Task requirements:
Copy everything from the start of the records down to the line containing "x-axis-label: Incidence <box>297", swapping "x-tick-label" for "x-tick-text" and changing nothing else.

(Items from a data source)
• • • • • • •

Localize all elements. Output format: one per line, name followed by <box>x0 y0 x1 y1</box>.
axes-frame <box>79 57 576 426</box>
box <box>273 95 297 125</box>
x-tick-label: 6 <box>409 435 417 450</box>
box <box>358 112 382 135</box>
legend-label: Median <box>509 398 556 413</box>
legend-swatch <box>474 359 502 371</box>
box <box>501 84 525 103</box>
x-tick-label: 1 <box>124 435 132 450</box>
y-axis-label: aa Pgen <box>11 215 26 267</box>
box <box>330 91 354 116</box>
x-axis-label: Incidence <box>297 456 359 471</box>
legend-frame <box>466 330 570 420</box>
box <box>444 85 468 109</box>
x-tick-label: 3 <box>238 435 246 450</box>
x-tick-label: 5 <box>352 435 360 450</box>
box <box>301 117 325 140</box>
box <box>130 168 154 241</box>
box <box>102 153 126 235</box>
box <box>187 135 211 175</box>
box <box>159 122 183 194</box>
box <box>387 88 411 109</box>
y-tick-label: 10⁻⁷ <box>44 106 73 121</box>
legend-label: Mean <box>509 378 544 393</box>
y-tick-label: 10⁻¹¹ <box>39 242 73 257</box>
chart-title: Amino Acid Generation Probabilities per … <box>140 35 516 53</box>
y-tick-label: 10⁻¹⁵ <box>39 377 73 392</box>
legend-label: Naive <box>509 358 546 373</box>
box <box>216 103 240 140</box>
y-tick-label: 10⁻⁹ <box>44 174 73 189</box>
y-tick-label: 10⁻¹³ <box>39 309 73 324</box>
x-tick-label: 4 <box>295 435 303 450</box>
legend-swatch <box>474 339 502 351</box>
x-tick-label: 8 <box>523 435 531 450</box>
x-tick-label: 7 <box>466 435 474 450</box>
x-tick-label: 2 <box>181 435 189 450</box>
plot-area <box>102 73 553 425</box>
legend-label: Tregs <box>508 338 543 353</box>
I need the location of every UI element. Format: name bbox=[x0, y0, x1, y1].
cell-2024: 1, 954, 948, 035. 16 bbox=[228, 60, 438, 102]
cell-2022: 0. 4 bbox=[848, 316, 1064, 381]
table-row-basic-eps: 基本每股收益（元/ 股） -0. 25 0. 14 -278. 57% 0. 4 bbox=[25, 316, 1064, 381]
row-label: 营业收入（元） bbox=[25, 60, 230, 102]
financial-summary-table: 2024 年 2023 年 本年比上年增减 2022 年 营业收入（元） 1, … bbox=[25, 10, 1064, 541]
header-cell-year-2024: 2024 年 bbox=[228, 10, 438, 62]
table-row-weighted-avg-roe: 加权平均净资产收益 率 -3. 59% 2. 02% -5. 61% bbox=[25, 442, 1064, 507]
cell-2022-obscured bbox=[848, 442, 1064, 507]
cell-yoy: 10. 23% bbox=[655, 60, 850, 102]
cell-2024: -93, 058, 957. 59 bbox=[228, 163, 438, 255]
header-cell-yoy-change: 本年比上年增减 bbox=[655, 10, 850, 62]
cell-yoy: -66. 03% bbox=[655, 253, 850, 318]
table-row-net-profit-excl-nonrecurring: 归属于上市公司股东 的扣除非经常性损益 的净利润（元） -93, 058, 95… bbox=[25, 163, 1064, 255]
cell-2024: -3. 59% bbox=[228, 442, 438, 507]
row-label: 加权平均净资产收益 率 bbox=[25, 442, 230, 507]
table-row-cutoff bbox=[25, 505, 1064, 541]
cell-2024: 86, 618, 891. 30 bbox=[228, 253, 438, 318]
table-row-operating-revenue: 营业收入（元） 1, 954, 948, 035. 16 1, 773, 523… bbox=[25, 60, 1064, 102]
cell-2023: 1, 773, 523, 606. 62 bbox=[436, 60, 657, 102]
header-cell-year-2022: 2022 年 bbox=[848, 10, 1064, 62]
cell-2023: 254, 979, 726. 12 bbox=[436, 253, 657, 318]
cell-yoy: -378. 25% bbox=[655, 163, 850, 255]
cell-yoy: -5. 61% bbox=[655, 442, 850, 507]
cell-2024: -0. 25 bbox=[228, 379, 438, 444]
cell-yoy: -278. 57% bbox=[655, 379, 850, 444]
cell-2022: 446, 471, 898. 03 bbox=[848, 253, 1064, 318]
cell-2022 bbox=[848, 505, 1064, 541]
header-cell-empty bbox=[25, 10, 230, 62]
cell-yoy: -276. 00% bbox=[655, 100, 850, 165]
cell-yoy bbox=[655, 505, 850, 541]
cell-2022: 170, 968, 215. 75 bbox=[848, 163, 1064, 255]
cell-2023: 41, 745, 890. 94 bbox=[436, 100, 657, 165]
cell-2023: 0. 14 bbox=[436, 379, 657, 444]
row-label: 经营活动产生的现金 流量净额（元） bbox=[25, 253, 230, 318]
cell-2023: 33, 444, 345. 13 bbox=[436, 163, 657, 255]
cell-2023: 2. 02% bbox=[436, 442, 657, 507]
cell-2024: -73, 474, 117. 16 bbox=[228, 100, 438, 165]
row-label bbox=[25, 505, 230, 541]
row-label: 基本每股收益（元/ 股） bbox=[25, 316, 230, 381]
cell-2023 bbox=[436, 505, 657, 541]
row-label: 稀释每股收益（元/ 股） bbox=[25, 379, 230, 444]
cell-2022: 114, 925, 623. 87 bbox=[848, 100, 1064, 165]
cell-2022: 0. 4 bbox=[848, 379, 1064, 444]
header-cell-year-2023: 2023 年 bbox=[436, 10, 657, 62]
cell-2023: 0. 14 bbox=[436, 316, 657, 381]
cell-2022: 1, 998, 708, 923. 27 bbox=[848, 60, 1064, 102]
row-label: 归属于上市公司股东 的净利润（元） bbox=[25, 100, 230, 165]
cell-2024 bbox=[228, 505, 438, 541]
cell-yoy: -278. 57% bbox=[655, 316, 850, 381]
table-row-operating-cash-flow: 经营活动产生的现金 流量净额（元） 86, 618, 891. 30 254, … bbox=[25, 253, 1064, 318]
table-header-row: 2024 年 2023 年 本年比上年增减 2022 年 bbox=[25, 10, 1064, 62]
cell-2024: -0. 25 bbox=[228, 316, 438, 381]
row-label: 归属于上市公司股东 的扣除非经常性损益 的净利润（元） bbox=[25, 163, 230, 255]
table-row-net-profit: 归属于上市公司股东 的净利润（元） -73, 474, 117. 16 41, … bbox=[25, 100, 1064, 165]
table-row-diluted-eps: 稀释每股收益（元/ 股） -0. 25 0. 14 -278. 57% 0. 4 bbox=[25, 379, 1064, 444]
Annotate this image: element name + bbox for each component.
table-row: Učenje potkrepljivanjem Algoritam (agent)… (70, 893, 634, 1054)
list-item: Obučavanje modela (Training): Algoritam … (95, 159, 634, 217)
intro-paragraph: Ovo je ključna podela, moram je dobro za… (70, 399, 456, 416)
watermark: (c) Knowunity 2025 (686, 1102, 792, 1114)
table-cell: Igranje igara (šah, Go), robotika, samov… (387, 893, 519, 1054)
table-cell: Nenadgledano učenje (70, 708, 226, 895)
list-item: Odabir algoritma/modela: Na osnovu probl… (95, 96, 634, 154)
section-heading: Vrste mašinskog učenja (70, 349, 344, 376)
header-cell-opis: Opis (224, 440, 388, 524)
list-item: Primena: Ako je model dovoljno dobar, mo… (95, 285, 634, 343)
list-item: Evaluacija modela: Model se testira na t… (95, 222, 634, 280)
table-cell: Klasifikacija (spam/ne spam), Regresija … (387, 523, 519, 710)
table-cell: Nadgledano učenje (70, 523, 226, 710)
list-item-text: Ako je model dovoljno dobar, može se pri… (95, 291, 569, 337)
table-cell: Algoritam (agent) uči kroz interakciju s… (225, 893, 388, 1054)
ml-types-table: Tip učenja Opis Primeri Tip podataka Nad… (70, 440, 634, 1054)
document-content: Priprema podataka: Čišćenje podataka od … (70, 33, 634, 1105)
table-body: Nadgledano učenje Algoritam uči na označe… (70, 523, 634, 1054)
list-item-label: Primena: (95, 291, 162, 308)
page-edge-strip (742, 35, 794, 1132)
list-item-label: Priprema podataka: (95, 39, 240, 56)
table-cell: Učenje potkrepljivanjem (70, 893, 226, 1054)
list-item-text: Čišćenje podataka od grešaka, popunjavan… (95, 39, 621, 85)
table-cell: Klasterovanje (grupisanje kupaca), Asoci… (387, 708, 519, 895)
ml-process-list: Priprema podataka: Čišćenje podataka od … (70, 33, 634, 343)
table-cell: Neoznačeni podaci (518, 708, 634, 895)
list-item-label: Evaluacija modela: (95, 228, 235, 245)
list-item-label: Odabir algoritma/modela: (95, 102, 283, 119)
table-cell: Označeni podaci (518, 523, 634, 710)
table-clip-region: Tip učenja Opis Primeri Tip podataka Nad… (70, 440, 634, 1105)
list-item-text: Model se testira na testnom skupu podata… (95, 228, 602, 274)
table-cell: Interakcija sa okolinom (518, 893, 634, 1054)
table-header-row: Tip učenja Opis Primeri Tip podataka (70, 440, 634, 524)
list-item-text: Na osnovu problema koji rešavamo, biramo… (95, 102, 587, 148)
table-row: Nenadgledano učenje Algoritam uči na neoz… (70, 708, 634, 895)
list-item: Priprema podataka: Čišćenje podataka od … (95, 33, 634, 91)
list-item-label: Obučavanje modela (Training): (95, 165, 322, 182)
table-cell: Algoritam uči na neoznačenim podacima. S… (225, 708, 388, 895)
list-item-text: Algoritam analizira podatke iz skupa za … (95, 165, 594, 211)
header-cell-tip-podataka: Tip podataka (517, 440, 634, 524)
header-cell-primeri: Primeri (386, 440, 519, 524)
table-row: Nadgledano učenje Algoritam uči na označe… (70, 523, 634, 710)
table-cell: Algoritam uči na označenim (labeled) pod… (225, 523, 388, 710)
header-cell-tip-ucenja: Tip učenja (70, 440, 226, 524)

• • • • • • •

Answer for this exercise:
Localize all elements. Output format: one per line, name followed by <box>x0 y0 x1 y1</box>.
axes-frame <box>79 57 576 426</box>
box <box>273 95 297 125</box>
x-tick-text: 6 <box>409 435 417 450</box>
box <box>358 112 382 135</box>
legend-label: Median <box>509 398 556 413</box>
legend-swatch <box>474 359 502 371</box>
box <box>501 84 525 103</box>
x-tick-text: 1 <box>124 435 132 450</box>
y-axis-label: aa Pgen <box>11 215 26 267</box>
box <box>330 91 354 116</box>
x-axis-label: Incidence <box>297 456 359 471</box>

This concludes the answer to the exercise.